Only the number is wanted: count the lines in the data with "this" in them.

▸ **Dataset records**:
[BEGIN]

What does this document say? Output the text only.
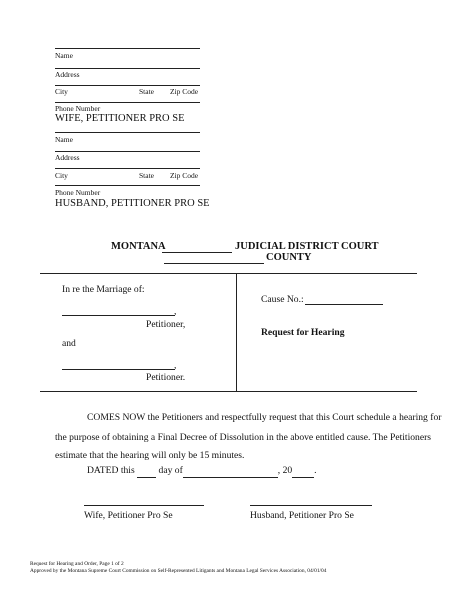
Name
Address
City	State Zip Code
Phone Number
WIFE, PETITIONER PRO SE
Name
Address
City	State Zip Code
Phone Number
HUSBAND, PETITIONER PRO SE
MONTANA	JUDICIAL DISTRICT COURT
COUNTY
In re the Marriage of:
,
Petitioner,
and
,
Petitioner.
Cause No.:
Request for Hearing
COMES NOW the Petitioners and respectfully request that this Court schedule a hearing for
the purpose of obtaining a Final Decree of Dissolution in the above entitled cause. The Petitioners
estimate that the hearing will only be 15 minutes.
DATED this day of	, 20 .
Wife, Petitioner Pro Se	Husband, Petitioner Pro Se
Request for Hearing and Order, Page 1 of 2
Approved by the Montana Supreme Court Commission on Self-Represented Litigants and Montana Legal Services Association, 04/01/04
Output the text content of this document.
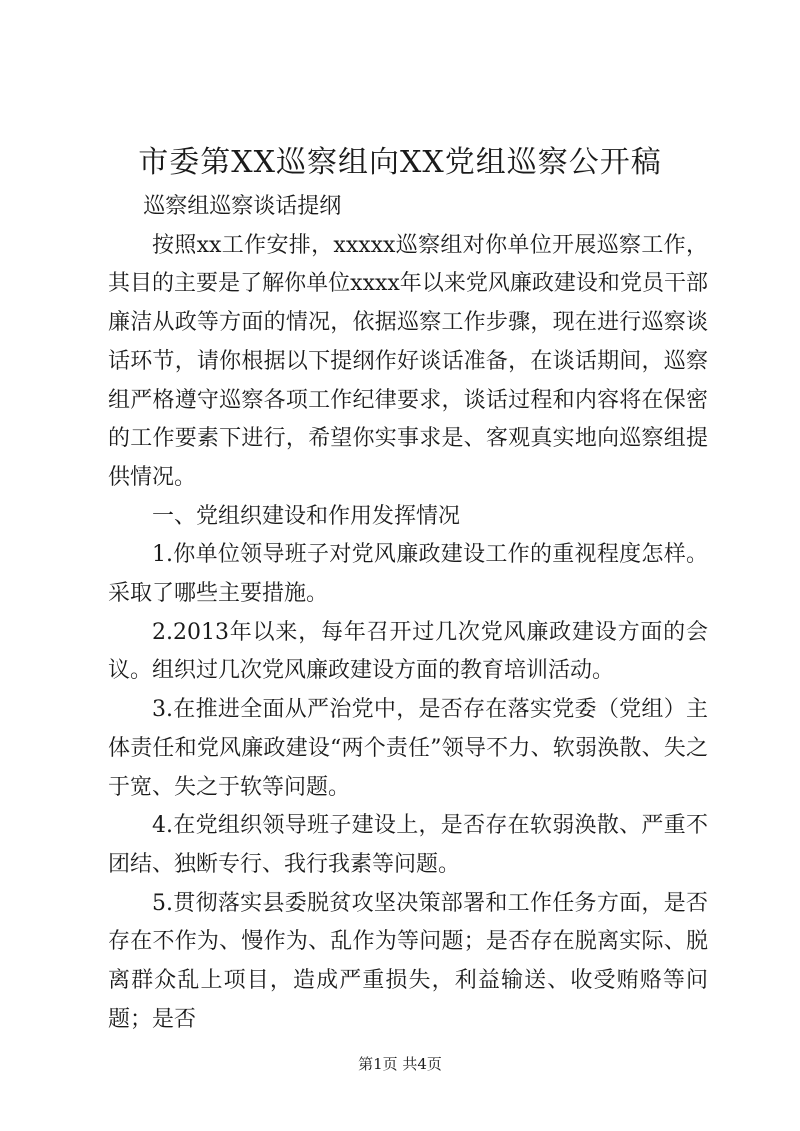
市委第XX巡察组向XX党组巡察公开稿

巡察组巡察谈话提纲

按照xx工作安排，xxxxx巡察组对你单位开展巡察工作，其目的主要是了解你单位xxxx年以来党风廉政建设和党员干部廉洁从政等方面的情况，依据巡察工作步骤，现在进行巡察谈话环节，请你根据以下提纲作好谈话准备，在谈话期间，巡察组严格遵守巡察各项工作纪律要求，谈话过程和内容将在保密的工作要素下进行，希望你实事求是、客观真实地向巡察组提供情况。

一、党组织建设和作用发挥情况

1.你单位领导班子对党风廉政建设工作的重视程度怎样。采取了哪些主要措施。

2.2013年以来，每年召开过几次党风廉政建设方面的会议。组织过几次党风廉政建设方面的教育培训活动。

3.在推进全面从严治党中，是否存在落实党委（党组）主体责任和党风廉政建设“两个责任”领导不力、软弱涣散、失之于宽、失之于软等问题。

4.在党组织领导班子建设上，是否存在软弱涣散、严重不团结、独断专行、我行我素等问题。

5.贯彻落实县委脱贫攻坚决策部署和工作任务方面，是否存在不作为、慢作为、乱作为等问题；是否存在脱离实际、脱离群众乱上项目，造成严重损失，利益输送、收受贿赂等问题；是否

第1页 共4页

[END]
[BEGIN]

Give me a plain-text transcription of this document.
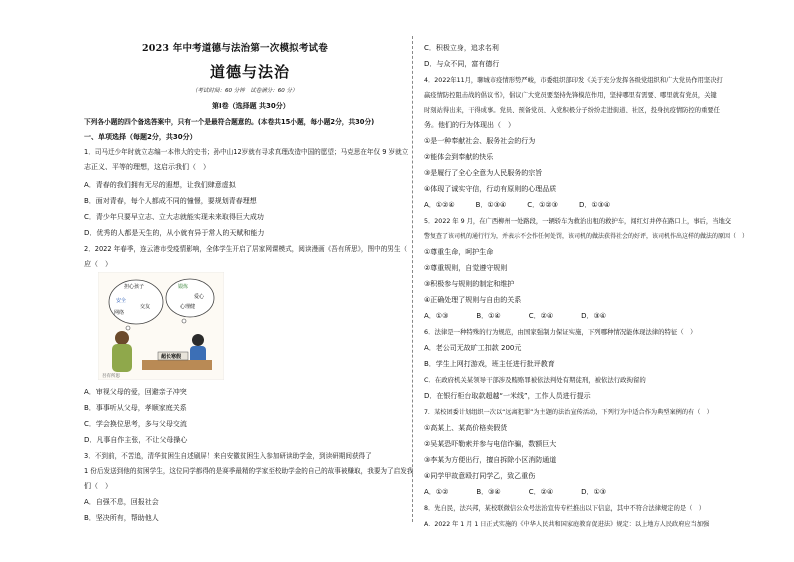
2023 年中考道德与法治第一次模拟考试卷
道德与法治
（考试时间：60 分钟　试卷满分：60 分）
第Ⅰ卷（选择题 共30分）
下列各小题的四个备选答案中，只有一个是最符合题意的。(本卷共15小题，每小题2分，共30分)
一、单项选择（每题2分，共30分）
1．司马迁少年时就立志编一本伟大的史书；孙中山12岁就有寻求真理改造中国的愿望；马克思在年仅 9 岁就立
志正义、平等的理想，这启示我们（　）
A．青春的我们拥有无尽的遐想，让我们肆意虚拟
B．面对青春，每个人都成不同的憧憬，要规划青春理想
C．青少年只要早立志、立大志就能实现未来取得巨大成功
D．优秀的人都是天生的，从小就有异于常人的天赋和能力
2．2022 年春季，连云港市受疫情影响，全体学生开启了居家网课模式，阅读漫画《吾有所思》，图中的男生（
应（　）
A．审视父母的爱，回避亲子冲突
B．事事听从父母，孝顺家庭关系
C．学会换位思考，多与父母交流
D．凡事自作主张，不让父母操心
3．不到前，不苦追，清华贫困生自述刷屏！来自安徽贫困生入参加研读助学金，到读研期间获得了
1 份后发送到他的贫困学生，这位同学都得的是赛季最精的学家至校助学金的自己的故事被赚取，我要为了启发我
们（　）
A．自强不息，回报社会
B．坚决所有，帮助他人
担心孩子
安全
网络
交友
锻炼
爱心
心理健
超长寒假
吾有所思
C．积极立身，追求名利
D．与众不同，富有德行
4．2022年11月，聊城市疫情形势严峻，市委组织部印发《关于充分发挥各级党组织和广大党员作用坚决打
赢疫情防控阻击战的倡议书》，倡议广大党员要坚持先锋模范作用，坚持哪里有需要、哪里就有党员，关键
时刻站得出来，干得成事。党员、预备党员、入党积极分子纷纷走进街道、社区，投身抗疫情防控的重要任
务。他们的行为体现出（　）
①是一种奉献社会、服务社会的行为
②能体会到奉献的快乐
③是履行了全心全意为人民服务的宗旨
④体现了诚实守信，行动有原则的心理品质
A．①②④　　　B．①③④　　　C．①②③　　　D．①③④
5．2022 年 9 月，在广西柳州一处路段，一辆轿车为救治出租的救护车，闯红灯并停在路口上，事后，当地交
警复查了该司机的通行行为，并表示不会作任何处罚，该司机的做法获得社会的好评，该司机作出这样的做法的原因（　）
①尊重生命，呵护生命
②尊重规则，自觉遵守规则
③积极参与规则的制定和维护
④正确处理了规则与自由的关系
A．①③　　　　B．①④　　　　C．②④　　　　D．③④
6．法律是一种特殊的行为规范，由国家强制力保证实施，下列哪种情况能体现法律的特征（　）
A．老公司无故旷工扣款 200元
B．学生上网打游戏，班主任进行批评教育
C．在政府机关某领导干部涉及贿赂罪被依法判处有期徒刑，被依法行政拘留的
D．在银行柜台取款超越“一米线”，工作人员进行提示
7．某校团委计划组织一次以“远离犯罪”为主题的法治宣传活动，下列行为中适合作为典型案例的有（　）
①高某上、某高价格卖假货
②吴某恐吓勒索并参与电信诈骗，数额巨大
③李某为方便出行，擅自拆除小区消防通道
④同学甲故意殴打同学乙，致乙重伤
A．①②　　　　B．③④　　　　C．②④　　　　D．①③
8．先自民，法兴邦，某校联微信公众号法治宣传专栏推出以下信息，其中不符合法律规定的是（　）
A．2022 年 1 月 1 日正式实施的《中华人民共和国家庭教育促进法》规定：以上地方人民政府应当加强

[END]

▸ **EXERCISE RESULT**: 5